Locate every line that holds the string "Epithelioid" and copy it.

[Stored records]

====

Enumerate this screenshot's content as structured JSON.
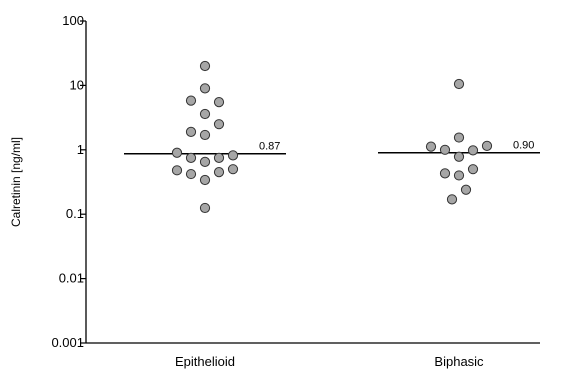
{
  "chart_data": {
    "type": "scatter",
    "title": "",
    "xlabel": "",
    "ylabel": "Calretinin [ng/ml]",
    "yscale": "log",
    "ylim": [
      0.001,
      100
    ],
    "yticks": [
      {
        "value": 100,
        "label": "100"
      },
      {
        "value": 10,
        "label": "10"
      },
      {
        "value": 1,
        "label": "1"
      },
      {
        "value": 0.1,
        "label": "0.1"
      },
      {
        "value": 0.01,
        "label": "0.01"
      },
      {
        "value": 0.001,
        "label": "0.001"
      }
    ],
    "categories": [
      "Epithelioid",
      "Biphasic"
    ],
    "marker_color": "#a6a6a6",
    "series": [
      {
        "category": "Epithelioid",
        "median": 0.87,
        "median_label": "0.87",
        "points": [
          {
            "offset": 0,
            "value": 20
          },
          {
            "offset": 0,
            "value": 9
          },
          {
            "offset": -1,
            "value": 5.8
          },
          {
            "offset": 1,
            "value": 5.5
          },
          {
            "offset": 0,
            "value": 3.6
          },
          {
            "offset": 1,
            "value": 2.5
          },
          {
            "offset": -1,
            "value": 1.9
          },
          {
            "offset": 0,
            "value": 1.7
          },
          {
            "offset": -2,
            "value": 0.9
          },
          {
            "offset": -1,
            "value": 0.75
          },
          {
            "offset": 0,
            "value": 0.65
          },
          {
            "offset": 1,
            "value": 0.75
          },
          {
            "offset": 2,
            "value": 0.82
          },
          {
            "offset": -2,
            "value": 0.48
          },
          {
            "offset": -1,
            "value": 0.42
          },
          {
            "offset": 0,
            "value": 0.34
          },
          {
            "offset": 1,
            "value": 0.45
          },
          {
            "offset": 2,
            "value": 0.5
          },
          {
            "offset": 0,
            "value": 0.125
          }
        ]
      },
      {
        "category": "Biphasic",
        "median": 0.9,
        "median_label": "0.90",
        "points": [
          {
            "offset": 0,
            "value": 10.5
          },
          {
            "offset": 0,
            "value": 1.55
          },
          {
            "offset": -2,
            "value": 1.12
          },
          {
            "offset": -1,
            "value": 1.0
          },
          {
            "offset": 0,
            "value": 0.78
          },
          {
            "offset": 1,
            "value": 0.98
          },
          {
            "offset": 2,
            "value": 1.15
          },
          {
            "offset": -1,
            "value": 0.43
          },
          {
            "offset": 0,
            "value": 0.4
          },
          {
            "offset": 1,
            "value": 0.5
          },
          {
            "offset": 0.5,
            "value": 0.24
          },
          {
            "offset": -0.5,
            "value": 0.17
          }
        ]
      }
    ]
  }
}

====

• [CORRECT OUTPUT]
      "Epithelioid",
        "category": "Epithelioid",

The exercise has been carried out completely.